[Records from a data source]
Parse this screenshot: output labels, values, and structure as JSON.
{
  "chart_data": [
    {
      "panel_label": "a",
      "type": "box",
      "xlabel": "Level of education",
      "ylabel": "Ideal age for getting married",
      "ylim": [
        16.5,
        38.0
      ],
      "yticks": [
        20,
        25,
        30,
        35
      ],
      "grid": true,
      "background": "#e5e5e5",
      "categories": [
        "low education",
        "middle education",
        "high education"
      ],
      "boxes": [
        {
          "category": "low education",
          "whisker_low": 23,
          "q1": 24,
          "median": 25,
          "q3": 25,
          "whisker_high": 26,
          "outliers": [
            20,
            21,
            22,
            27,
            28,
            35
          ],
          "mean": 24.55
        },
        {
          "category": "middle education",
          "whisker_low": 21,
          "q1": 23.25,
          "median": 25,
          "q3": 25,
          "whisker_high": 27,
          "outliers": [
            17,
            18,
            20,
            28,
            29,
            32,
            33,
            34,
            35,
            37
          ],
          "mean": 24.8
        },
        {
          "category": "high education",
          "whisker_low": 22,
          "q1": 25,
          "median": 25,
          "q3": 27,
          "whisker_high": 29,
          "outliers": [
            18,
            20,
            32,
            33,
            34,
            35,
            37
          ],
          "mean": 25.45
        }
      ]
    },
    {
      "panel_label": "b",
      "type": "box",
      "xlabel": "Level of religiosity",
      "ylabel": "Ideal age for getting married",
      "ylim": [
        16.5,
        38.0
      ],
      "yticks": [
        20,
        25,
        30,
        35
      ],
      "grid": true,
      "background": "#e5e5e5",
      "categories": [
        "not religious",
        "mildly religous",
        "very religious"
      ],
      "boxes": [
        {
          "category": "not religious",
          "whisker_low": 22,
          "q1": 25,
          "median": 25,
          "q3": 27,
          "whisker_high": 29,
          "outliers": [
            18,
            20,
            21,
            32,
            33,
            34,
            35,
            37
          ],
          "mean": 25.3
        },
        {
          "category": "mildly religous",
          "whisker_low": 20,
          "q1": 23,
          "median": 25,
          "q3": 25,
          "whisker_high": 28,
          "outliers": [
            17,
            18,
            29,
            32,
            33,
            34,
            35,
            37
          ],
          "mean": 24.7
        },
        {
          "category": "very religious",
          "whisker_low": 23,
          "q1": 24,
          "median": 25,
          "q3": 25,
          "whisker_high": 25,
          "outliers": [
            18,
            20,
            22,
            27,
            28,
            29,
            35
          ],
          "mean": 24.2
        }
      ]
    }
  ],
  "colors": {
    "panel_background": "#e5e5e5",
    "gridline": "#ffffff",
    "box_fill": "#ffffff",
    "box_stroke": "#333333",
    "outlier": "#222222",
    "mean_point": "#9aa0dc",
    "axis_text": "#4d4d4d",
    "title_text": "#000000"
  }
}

◆ Written instruction: Return all of the data exactly as it reads.

◆ Problem solution:
Parse this screenshot: output labels, values, and structure as JSON.
{
  "chart_data": [
    {
      "panel_label": "a",
      "type": "box",
      "xlabel": "Level of education",
      "ylabel": "Ideal age for getting married",
      "ylim": [
        16.5,
        38.0
      ],
      "yticks": [
        20,
        25,
        30,
        35
      ],
      "grid": true,
      "background": "#e5e5e5",
      "categories": [
        "low education",
        "middle education",
        "high education"
      ],
      "boxes": [
        {
          "category": "low education",
          "whisker_low": 23,
          "q1": 24,
          "median": 25,
          "q3": 25,
          "whisker_high": 26,
          "outliers": [
            20,
            21,
            22,
            27,
            28,
            35
          ],
          "mean": 24.55
        },
        {
          "category": "middle education",
          "whisker_low": 21,
          "q1": 23.25,
          "median": 25,
          "q3": 25,
          "whisker_high": 27,
          "outliers": [
            17,
            18,
            20,
            28,
            29,
            32,
            33,
            34,
            35,
            37
          ],
          "mean": 24.8
        },
        {
          "category": "high education",
          "whisker_low": 22,
          "q1": 25,
          "median": 25,
          "q3": 27,
          "whisker_high": 29,
          "outliers": [
            18,
            20,
            32,
            33,
            34,
            35,
            37
          ],
          "mean": 25.45
        }
      ]
    },
    {
      "panel_label": "b",
      "type": "box",
      "xlabel": "Level of religiosity",
      "ylabel": "Ideal age for getting married",
      "ylim": [
        16.5,
        38.0
      ],
      "yticks": [
        20,
        25,
        30,
        35
      ],
      "grid": true,
      "background": "#e5e5e5",
      "categories": [
        "not religious",
        "mildly religous",
        "very religious"
      ],
      "boxes": [
        {
          "category": "not religious",
          "whisker_low": 22,
          "q1": 25,
          "median": 25,
          "q3": 27,
          "whisker_high": 29,
          "outliers": [
            18,
            20,
            21,
            32,
            33,
            34,
            35,
            37
          ],
          "mean": 25.3
        },
        {
          "category": "mildly religous",
          "whisker_low": 20,
          "q1": 23,
          "median": 25,
          "q3": 25,
          "whisker_high": 28,
          "outliers": [
            17,
            18,
            29,
            32,
            33,
            34,
            35,
            37
          ],
          "mean": 24.7
        },
        {
          "category": "very religious",
          "whisker_low": 23,
          "q1": 24,
          "median": 25,
          "q3": 25,
          "whisker_high": 25,
          "outliers": [
            18,
            20,
            22,
            27,
            28,
            29,
            35
          ],
          "mean": 24.2
        }
      ]
    }
  ],
  "colors": {
    "panel_background": "#e5e5e5",
    "gridline": "#ffffff",
    "box_fill": "#ffffff",
    "box_stroke": "#333333",
    "outlier": "#222222",
    "mean_point": "#9aa0dc",
    "axis_text": "#4d4d4d",
    "title_text": "#000000"
  }
}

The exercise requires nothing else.